> **Work to complete**:
Repeat the listing in full, word for word.

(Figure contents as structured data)

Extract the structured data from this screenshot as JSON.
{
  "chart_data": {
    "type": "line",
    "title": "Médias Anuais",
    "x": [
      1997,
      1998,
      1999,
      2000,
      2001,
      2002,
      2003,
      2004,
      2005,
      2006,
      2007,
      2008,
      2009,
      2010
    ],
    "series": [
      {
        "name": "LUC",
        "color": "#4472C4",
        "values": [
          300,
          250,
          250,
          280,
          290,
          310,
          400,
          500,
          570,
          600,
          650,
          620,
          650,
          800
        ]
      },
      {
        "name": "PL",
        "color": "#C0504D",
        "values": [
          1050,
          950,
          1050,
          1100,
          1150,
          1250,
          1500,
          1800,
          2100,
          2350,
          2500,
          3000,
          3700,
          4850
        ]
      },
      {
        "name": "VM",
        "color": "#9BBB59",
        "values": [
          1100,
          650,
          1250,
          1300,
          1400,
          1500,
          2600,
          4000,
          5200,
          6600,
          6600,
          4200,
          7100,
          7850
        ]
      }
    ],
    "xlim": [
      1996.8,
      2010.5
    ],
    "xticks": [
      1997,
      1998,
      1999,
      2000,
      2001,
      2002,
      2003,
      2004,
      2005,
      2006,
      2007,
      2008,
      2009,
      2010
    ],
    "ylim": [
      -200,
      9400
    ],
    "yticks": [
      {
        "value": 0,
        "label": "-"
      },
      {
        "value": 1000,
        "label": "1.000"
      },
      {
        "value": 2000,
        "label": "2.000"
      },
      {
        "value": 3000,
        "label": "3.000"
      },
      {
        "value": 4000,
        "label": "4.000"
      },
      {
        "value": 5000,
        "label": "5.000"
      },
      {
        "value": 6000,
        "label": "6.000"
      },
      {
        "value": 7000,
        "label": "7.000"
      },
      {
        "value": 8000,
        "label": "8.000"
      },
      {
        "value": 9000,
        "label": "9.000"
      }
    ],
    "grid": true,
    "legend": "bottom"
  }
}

> **Complete output**:
Extract the structured data from this screenshot as JSON.
{
  "chart_data": {
    "type": "line",
    "title": "Médias Anuais",
    "x": [
      1997,
      1998,
      1999,
      2000,
      2001,
      2002,
      2003,
      2004,
      2005,
      2006,
      2007,
      2008,
      2009,
      2010
    ],
    "series": [
      {
        "name": "LUC",
        "color": "#4472C4",
        "values": [
          300,
          250,
          250,
          280,
          290,
          310,
          400,
          500,
          570,
          600,
          650,
          620,
          650,
          800
        ]
      },
      {
        "name": "PL",
        "color": "#C0504D",
        "values": [
          1050,
          950,
          1050,
          1100,
          1150,
          1250,
          1500,
          1800,
          2100,
          2350,
          2500,
          3000,
          3700,
          4850
        ]
      },
      {
        "name": "VM",
        "color": "#9BBB59",
        "values": [
          1100,
          650,
          1250,
          1300,
          1400,
          1500,
          2600,
          4000,
          5200,
          6600,
          6600,
          4200,
          7100,
          7850
        ]
      }
    ],
    "xlim": [
      1996.8,
      2010.5
    ],
    "xticks": [
      1997,
      1998,
      1999,
      2000,
      2001,
      2002,
      2003,
      2004,
      2005,
      2006,
      2007,
      2008,
      2009,
      2010
    ],
    "ylim": [
      -200,
      9400
    ],
    "yticks": [
      {
        "value": 0,
        "label": "-"
      },
      {
        "value": 1000,
        "label": "1.000"
      },
      {
        "value": 2000,
        "label": "2.000"
      },
      {
        "value": 3000,
        "label": "3.000"
      },
      {
        "value": 4000,
        "label": "4.000"
      },
      {
        "value": 5000,
        "label": "5.000"
      },
      {
        "value": 6000,
        "label": "6.000"
      },
      {
        "value": 7000,
        "label": "7.000"
      },
      {
        "value": 8000,
        "label": "8.000"
      },
      {
        "value": 9000,
        "label": "9.000"
      }
    ],
    "grid": true,
    "legend": "bottom"
  }
}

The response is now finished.